▶ Dataset rows:
►
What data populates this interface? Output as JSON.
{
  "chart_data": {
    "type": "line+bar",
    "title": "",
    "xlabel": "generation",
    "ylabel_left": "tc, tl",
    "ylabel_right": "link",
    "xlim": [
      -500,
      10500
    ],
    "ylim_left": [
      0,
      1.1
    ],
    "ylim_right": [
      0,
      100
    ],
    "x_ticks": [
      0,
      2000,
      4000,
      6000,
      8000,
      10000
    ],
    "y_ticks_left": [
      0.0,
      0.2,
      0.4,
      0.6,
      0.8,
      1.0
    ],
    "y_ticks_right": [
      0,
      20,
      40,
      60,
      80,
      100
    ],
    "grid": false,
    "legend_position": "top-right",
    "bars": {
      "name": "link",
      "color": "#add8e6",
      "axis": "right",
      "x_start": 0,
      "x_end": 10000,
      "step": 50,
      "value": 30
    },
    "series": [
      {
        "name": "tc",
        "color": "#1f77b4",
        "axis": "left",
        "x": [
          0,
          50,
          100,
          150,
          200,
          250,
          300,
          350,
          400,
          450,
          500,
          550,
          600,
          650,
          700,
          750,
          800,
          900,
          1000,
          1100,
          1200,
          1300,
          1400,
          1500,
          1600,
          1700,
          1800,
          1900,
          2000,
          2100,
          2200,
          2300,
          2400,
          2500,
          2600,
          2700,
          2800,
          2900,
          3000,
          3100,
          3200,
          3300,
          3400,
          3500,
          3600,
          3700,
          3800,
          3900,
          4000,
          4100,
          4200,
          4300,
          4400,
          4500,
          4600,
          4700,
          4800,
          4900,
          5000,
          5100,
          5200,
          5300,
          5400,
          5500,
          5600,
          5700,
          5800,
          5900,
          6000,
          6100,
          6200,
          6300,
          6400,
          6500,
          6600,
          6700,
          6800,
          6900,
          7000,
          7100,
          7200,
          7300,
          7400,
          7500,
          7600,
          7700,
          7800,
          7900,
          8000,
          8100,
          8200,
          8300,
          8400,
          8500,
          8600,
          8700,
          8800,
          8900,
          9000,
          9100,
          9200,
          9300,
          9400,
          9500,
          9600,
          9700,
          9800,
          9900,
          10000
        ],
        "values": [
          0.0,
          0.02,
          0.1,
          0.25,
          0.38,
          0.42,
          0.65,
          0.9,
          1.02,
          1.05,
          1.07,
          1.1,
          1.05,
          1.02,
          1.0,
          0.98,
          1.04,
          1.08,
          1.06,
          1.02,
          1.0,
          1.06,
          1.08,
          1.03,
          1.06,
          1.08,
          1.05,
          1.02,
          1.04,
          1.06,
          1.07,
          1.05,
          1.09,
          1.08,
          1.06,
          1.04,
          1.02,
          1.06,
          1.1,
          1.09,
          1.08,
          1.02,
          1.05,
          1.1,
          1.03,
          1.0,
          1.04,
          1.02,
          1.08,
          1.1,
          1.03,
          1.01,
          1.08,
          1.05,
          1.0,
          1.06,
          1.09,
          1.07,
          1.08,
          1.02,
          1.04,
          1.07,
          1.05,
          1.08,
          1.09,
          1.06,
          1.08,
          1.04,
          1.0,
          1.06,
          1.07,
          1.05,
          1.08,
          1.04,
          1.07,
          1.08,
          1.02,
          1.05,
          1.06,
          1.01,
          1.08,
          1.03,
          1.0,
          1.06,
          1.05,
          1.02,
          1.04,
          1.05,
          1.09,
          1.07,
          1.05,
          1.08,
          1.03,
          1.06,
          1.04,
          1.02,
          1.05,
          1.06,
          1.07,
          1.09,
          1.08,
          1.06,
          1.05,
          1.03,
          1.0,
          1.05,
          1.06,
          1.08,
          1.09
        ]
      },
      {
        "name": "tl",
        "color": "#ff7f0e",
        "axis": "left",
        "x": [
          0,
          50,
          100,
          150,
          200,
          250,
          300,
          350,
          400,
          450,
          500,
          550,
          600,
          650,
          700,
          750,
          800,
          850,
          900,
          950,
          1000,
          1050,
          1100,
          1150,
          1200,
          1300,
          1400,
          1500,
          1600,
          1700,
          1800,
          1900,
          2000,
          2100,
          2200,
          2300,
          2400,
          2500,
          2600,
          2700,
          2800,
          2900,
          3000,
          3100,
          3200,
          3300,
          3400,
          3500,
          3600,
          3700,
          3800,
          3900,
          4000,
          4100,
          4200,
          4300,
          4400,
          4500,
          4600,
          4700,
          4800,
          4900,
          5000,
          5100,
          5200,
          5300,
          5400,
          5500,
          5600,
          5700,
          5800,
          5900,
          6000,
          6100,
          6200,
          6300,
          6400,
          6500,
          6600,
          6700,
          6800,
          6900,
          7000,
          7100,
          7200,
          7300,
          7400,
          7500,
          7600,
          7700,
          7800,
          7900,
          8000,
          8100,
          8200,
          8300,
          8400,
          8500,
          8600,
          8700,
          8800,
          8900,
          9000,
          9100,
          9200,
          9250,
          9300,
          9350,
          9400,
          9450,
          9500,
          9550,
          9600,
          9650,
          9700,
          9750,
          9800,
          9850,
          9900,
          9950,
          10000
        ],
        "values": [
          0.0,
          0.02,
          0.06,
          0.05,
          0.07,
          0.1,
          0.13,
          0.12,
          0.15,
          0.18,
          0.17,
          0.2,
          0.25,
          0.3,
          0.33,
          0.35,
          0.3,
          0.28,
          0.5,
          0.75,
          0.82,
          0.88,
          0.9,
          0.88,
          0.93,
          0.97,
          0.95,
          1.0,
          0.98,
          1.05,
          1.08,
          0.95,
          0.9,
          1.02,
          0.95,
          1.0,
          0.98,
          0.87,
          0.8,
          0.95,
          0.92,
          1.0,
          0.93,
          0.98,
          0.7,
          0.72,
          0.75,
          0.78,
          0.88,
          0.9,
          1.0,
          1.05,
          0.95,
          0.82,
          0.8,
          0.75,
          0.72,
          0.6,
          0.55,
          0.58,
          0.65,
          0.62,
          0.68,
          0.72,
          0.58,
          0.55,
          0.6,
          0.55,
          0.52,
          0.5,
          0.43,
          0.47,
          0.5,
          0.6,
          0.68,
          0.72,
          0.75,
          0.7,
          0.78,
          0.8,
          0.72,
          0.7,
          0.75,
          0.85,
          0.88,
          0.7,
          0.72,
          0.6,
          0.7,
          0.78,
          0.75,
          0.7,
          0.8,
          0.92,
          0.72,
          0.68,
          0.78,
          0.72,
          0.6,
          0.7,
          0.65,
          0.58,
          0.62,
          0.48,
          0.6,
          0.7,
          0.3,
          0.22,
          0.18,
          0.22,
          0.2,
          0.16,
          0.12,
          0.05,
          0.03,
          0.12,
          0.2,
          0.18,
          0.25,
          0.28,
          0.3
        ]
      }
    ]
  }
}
◄
▶ Task requirements: Every line of the data above should be reproduced word for word.

▶ The output:
What data populates this interface? Output as JSON.
{
  "chart_data": {
    "type": "line+bar",
    "title": "",
    "xlabel": "generation",
    "ylabel_left": "tc, tl",
    "ylabel_right": "link",
    "xlim": [
      -500,
      10500
    ],
    "ylim_left": [
      0,
      1.1
    ],
    "ylim_right": [
      0,
      100
    ],
    "x_ticks": [
      0,
      2000,
      4000,
      6000,
      8000,
      10000
    ],
    "y_ticks_left": [
      0.0,
      0.2,
      0.4,
      0.6,
      0.8,
      1.0
    ],
    "y_ticks_right": [
      0,
      20,
      40,
      60,
      80,
      100
    ],
    "grid": false,
    "legend_position": "top-right",
    "bars": {
      "name": "link",
      "color": "#add8e6",
      "axis": "right",
      "x_start": 0,
      "x_end": 10000,
      "step": 50,
      "value": 30
    },
    "series": [
      {
        "name": "tc",
        "color": "#1f77b4",
        "axis": "left",
        "x": [
          0,
          50,
          100,
          150,
          200,
          250,
          300,
          350,
          400,
          450,
          500,
          550,
          600,
          650,
          700,
          750,
          800,
          900,
          1000,
          1100,
          1200,
          1300,
          1400,
          1500,
          1600,
          1700,
          1800,
          1900,
          2000,
          2100,
          2200,
          2300,
          2400,
          2500,
          2600,
          2700,
          2800,
          2900,
          3000,
          3100,
          3200,
          3300,
          3400,
          3500,
          3600,
          3700,
          3800,
          3900,
          4000,
          4100,
          4200,
          4300,
          4400,
          4500,
          4600,
          4700,
          4800,
          4900,
          5000,
          5100,
          5200,
          5300,
          5400,
          5500,
          5600,
          5700,
          5800,
          5900,
          6000,
          6100,
          6200,
          6300,
          6400,
          6500,
          6600,
          6700,
          6800,
          6900,
          7000,
          7100,
          7200,
          7300,
          7400,
          7500,
          7600,
          7700,
          7800,
          7900,
          8000,
          8100,
          8200,
          8300,
          8400,
          8500,
          8600,
          8700,
          8800,
          8900,
          9000,
          9100,
          9200,
          9300,
          9400,
          9500,
          9600,
          9700,
          9800,
          9900,
          10000
        ],
        "values": [
          0.0,
          0.02,
          0.1,
          0.25,
          0.38,
          0.42,
          0.65,
          0.9,
          1.02,
          1.05,
          1.07,
          1.1,
          1.05,
          1.02,
          1.0,
          0.98,
          1.04,
          1.08,
          1.06,
          1.02,
          1.0,
          1.06,
          1.08,
          1.03,
          1.06,
          1.08,
          1.05,
          1.02,
          1.04,
          1.06,
          1.07,
          1.05,
          1.09,
          1.08,
          1.06,
          1.04,
          1.02,
          1.06,
          1.1,
          1.09,
          1.08,
          1.02,
          1.05,
          1.1,
          1.03,
          1.0,
          1.04,
          1.02,
          1.08,
          1.1,
          1.03,
          1.01,
          1.08,
          1.05,
          1.0,
          1.06,
          1.09,
          1.07,
          1.08,
          1.02,
          1.04,
          1.07,
          1.05,
          1.08,
          1.09,
          1.06,
          1.08,
          1.04,
          1.0,
          1.06,
          1.07,
          1.05,
          1.08,
          1.04,
          1.07,
          1.08,
          1.02,
          1.05,
          1.06,
          1.01,
          1.08,
          1.03,
          1.0,
          1.06,
          1.05,
          1.02,
          1.04,
          1.05,
          1.09,
          1.07,
          1.05,
          1.08,
          1.03,
          1.06,
          1.04,
          1.02,
          1.05,
          1.06,
          1.07,
          1.09,
          1.08,
          1.06,
          1.05,
          1.03,
          1.0,
          1.05,
          1.06,
          1.08,
          1.09
        ]
      },
      {
        "name": "tl",
        "color": "#ff7f0e",
        "axis": "left",
        "x": [
          0,
          50,
          100,
          150,
          200,
          250,
          300,
          350,
          400,
          450,
          500,
          550,
          600,
          650,
          700,
          750,
          800,
          850,
          900,
          950,
          1000,
          1050,
          1100,
          1150,
          1200,
          1300,
          1400,
          1500,
          1600,
          1700,
          1800,
          1900,
          2000,
          2100,
          2200,
          2300,
          2400,
          2500,
          2600,
          2700,
          2800,
          2900,
          3000,
          3100,
          3200,
          3300,
          3400,
          3500,
          3600,
          3700,
          3800,
          3900,
          4000,
          4100,
          4200,
          4300,
          4400,
          4500,
          4600,
          4700,
          4800,
          4900,
          5000,
          5100,
          5200,
          5300,
          5400,
          5500,
          5600,
          5700,
          5800,
          5900,
          6000,
          6100,
          6200,
          6300,
          6400,
          6500,
          6600,
          6700,
          6800,
          6900,
          7000,
          7100,
          7200,
          7300,
          7400,
          7500,
          7600,
          7700,
          7800,
          7900,
          8000,
          8100,
          8200,
          8300,
          8400,
          8500,
          8600,
          8700,
          8800,
          8900,
          9000,
          9100,
          9200,
          9250,
          9300,
          9350,
          9400,
          9450,
          9500,
          9550,
          9600,
          9650,
          9700,
          9750,
          9800,
          9850,
          9900,
          9950,
          10000
        ],
        "values": [
          0.0,
          0.02,
          0.06,
          0.05,
          0.07,
          0.1,
          0.13,
          0.12,
          0.15,
          0.18,
          0.17,
          0.2,
          0.25,
          0.3,
          0.33,
          0.35,
          0.3,
          0.28,
          0.5,
          0.75,
          0.82,
          0.88,
          0.9,
          0.88,
          0.93,
          0.97,
          0.95,
          1.0,
          0.98,
          1.05,
          1.08,
          0.95,
          0.9,
          1.02,
          0.95,
          1.0,
          0.98,
          0.87,
          0.8,
          0.95,
          0.92,
          1.0,
          0.93,
          0.98,
          0.7,
          0.72,
          0.75,
          0.78,
          0.88,
          0.9,
          1.0,
          1.05,
          0.95,
          0.82,
          0.8,
          0.75,
          0.72,
          0.6,
          0.55,
          0.58,
          0.65,
          0.62,
          0.68,
          0.72,
          0.58,
          0.55,
          0.6,
          0.55,
          0.52,
          0.5,
          0.43,
          0.47,
          0.5,
          0.6,
          0.68,
          0.72,
          0.75,
          0.7,
          0.78,
          0.8,
          0.72,
          0.7,
          0.75,
          0.85,
          0.88,
          0.7,
          0.72,
          0.6,
          0.7,
          0.78,
          0.75,
          0.7,
          0.8,
          0.92,
          0.72,
          0.68,
          0.78,
          0.72,
          0.6,
          0.7,
          0.65,
          0.58,
          0.62,
          0.48,
          0.6,
          0.7,
          0.3,
          0.22,
          0.18,
          0.22,
          0.2,
          0.16,
          0.12,
          0.05,
          0.03,
          0.12,
          0.2,
          0.18,
          0.25,
          0.28,
          0.3
        ]
      }
    ]
  }
}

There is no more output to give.